● GIVEN PROBLEM: Which lines have the string "object"? Copy all of them from the entries below.
○ ○ ○ ○ ○
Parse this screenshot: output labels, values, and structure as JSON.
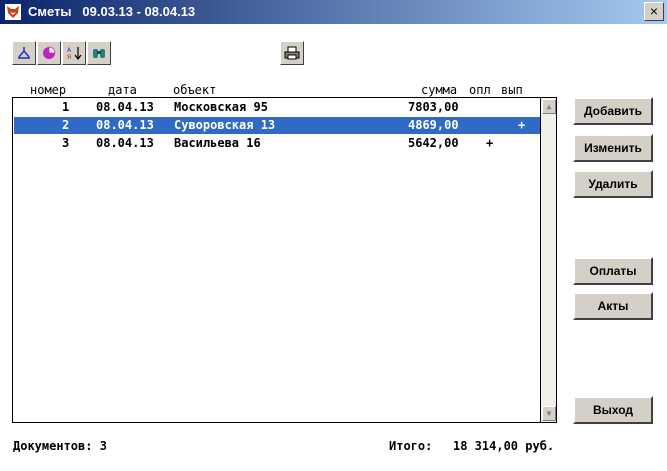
{
  "window": {
    "title_app": "Сметы",
    "title_period": "09.03.13 - 08.04.13",
    "close_label": "×"
  },
  "toolbar": {
    "buttons": [
      {
        "icon": "tree-structure-icon"
      },
      {
        "icon": "pie-chart-icon"
      },
      {
        "icon": "sort-az-icon"
      },
      {
        "icon": "binoculars-icon"
      },
      {
        "icon": "printer-icon"
      }
    ]
  },
  "table": {
    "columns": [
      "номер",
      "дата",
      "объект",
      "сумма",
      "опл",
      "вып"
    ],
    "rows": [
      {
        "number": "1",
        "date": "08.04.13",
        "object": "Московская 95",
        "sum": "7803,00",
        "paid": "",
        "done": "",
        "selected": false
      },
      {
        "number": "2",
        "date": "08.04.13",
        "object": "Суворовская 13",
        "sum": "4869,00",
        "paid": "",
        "done": "+",
        "selected": true
      },
      {
        "number": "3",
        "date": "08.04.13",
        "object": "Васильева 16",
        "sum": "5642,00",
        "paid": "+",
        "done": "",
        "selected": false
      }
    ]
  },
  "actions": {
    "add": "Добавить",
    "edit": "Изменить",
    "delete": "Удалить",
    "payments": "Оплаты",
    "acts": "Акты",
    "exit": "Выход"
  },
  "footer": {
    "documents_label": "Документов: 3",
    "total_label": "Итого:",
    "total_value": "18 314,00 руб."
  },
  "colors": {
    "selection": "#316ac5",
    "titlebar": "#0a246a",
    "button_face": "#d4d0c8"
  }
}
○ ○ ○ ○ ○
● FINAL RESULT:
        "object": "Московская 95",
        "object": "Суворовская 13",
        "object": "Васильева 16",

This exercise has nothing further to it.